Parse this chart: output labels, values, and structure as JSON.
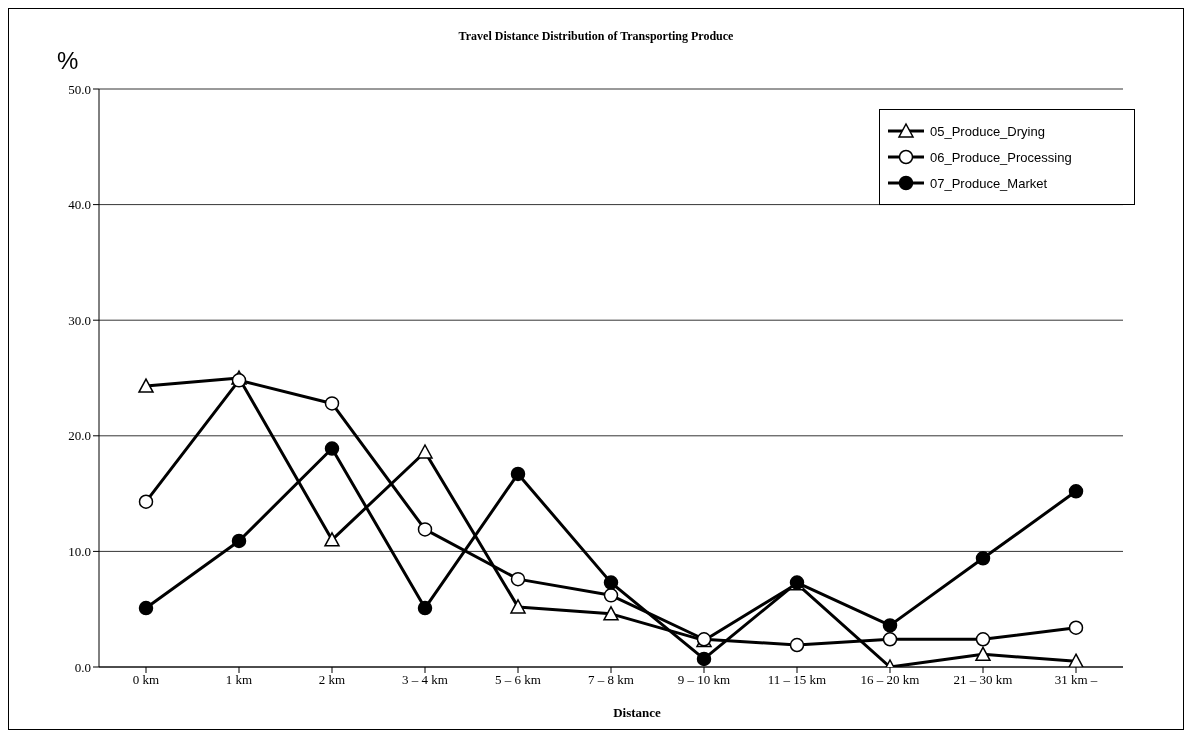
{
  "chart_data": {
    "type": "line",
    "title": "Travel Distance Distribution of Transporting Produce",
    "xlabel": "Distance",
    "ylabel": "%",
    "categories": [
      "0 km",
      "1 km",
      "2 km",
      "3 – 4 km",
      "5 – 6 km",
      "7 – 8 km",
      "9 – 10 km",
      "11 – 15 km",
      "16 – 20 km",
      "21 – 30 km",
      "31 km –"
    ],
    "series": [
      {
        "name": "05_Produce_Drying",
        "color": "#000000",
        "marker": "triangle",
        "values": [
          24.3,
          25.0,
          11.0,
          18.6,
          5.2,
          4.6,
          2.3,
          7.2,
          0,
          1.1,
          0.5
        ]
      },
      {
        "name": "06_Produce_Processing",
        "color": "#000000",
        "marker": "circle",
        "values": [
          14.3,
          24.8,
          22.8,
          11.9,
          7.6,
          6.2,
          2.4,
          1.9,
          2.4,
          2.4,
          3.4
        ]
      },
      {
        "name": "07_Produce_Market",
        "color": "#000000",
        "marker": "circle",
        "values": [
          5.1,
          10.9,
          18.9,
          5.1,
          16.7,
          7.3,
          0.7,
          7.3,
          3.6,
          9.4,
          15.2
        ]
      }
    ],
    "ylim": [
      0,
      50
    ],
    "yticks": [
      {
        "value": 0,
        "label": "0.0"
      },
      {
        "value": 10,
        "label": "10.0"
      },
      {
        "value": 20,
        "label": "20.0"
      },
      {
        "value": 30,
        "label": "30.0"
      },
      {
        "value": 40,
        "label": "40.0"
      },
      {
        "value": 50,
        "label": "50.0"
      }
    ],
    "grid": "y",
    "legend": "top right",
    "line_style": "solid"
  }
}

============

• **Task objective**:
From the material above, reproduce everything verbatim except the pictures.

• **Exercise answer**:
Parse this chart: output labels, values, and structure as JSON.
{
  "chart_data": {
    "type": "line",
    "title": "Travel Distance Distribution of Transporting Produce",
    "xlabel": "Distance",
    "ylabel": "%",
    "categories": [
      "0 km",
      "1 km",
      "2 km",
      "3 – 4 km",
      "5 – 6 km",
      "7 – 8 km",
      "9 – 10 km",
      "11 – 15 km",
      "16 – 20 km",
      "21 – 30 km",
      "31 km –"
    ],
    "series": [
      {
        "name": "05_Produce_Drying",
        "color": "#000000",
        "marker": "triangle",
        "values": [
          24.3,
          25.0,
          11.0,
          18.6,
          5.2,
          4.6,
          2.3,
          7.2,
          0,
          1.1,
          0.5
        ]
      },
      {
        "name": "06_Produce_Processing",
        "color": "#000000",
        "marker": "circle",
        "values": [
          14.3,
          24.8,
          22.8,
          11.9,
          7.6,
          6.2,
          2.4,
          1.9,
          2.4,
          2.4,
          3.4
        ]
      },
      {
        "name": "07_Produce_Market",
        "color": "#000000",
        "marker": "circle",
        "values": [
          5.1,
          10.9,
          18.9,
          5.1,
          16.7,
          7.3,
          0.7,
          7.3,
          3.6,
          9.4,
          15.2
        ]
      }
    ],
    "ylim": [
      0,
      50
    ],
    "yticks": [
      {
        "value": 0,
        "label": "0.0"
      },
      {
        "value": 10,
        "label": "10.0"
      },
      {
        "value": 20,
        "label": "20.0"
      },
      {
        "value": 30,
        "label": "30.0"
      },
      {
        "value": 40,
        "label": "40.0"
      },
      {
        "value": 50,
        "label": "50.0"
      }
    ],
    "grid": "y",
    "legend": "top right",
    "line_style": "solid"
  }
}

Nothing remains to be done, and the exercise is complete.